(Entries from a dataset)
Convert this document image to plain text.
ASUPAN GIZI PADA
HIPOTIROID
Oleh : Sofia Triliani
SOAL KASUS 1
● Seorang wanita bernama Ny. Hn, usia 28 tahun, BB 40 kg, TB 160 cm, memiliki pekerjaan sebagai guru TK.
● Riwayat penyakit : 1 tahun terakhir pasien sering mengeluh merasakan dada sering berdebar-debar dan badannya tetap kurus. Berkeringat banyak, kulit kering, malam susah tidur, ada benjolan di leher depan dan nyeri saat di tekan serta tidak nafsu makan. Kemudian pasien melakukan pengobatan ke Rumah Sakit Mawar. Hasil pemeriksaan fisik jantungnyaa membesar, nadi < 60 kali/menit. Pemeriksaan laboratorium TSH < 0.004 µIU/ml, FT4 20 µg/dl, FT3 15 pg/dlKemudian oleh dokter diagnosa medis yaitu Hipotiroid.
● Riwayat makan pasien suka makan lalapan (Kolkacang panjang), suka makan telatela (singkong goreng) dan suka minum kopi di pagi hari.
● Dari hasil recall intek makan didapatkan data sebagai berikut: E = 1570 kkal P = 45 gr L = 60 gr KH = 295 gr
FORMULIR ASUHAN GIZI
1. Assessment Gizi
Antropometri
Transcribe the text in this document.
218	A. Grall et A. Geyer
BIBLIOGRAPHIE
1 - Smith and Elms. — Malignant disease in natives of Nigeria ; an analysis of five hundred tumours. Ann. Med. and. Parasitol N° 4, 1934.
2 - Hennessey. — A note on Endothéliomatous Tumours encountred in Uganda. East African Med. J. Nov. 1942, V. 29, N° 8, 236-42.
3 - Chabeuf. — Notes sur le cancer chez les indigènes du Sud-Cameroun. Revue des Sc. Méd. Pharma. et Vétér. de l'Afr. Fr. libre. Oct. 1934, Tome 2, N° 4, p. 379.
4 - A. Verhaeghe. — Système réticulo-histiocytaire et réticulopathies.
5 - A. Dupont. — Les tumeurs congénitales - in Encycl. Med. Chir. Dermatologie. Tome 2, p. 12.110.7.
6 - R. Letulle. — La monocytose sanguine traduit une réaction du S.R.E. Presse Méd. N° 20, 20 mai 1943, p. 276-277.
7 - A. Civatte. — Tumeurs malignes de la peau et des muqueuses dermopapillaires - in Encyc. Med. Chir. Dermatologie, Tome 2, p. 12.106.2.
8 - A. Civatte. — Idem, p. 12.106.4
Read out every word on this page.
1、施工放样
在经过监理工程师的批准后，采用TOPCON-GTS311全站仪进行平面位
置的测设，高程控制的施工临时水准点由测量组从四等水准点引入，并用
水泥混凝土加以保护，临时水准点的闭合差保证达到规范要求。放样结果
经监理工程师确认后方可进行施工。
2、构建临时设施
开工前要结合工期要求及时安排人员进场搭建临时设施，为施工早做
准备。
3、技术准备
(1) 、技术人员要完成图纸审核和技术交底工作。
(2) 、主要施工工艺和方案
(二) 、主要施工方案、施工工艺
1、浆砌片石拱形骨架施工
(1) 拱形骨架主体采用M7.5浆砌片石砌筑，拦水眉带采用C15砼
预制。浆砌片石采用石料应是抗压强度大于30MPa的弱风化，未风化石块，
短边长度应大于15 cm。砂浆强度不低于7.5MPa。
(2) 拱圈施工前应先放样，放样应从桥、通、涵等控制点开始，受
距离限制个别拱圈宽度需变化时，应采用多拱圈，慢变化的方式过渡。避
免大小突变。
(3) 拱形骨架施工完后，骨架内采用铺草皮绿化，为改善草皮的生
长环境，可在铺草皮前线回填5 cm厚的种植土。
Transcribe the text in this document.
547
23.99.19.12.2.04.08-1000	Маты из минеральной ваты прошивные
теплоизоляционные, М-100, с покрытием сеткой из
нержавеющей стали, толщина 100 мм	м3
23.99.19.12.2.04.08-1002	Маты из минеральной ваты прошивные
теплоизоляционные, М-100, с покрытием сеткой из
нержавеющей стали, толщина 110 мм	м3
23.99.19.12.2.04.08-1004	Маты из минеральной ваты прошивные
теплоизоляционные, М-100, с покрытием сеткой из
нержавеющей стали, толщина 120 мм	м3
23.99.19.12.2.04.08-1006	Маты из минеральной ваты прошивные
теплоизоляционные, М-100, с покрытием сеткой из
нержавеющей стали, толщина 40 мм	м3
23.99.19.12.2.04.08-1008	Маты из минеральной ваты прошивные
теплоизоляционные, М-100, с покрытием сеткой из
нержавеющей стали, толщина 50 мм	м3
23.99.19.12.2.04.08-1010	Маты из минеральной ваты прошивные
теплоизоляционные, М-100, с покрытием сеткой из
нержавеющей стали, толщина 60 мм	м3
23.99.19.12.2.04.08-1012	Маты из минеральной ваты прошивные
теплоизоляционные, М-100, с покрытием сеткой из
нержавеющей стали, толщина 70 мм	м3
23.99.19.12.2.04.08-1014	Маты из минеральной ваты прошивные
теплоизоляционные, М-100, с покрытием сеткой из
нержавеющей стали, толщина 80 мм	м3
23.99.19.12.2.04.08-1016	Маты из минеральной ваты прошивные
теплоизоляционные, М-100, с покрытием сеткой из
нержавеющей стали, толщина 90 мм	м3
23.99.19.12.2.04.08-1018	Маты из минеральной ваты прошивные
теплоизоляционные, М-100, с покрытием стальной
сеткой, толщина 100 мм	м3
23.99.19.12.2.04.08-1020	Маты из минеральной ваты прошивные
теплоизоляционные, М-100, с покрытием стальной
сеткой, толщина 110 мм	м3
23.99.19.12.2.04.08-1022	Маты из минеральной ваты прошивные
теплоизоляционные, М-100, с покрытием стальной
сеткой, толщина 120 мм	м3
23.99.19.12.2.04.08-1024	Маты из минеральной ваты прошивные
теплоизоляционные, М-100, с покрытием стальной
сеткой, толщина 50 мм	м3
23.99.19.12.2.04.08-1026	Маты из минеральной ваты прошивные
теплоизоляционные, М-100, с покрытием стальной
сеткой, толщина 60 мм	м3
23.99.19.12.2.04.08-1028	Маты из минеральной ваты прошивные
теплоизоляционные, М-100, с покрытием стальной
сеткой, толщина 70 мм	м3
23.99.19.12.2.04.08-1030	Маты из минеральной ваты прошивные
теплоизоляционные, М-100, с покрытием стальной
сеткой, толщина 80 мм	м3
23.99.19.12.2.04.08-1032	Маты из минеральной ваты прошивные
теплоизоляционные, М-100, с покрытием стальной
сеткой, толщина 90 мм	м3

Exercise objective
Copy out each line of the entries that holds "Tome".

Answer to this task
3 - Chabeuf. — Notes sur le cancer chez les indigènes du Sud-Cameroun. Revue des Sc. Méd. Pharma. et Vétér. de l'Afr. Fr. libre. Oct. 1934, Tome 2, N° 4, p. 379.
5 - A. Dupont. — Les tumeurs congénitales - in Encycl. Med. Chir. Dermatologie. Tome 2, p. 12.110.7.
7 - A. Civatte. — Tumeurs malignes de la peau et des muqueuses dermopapillaires - in Encyc. Med. Chir. Dermatologie, Tome 2, p. 12.106.2.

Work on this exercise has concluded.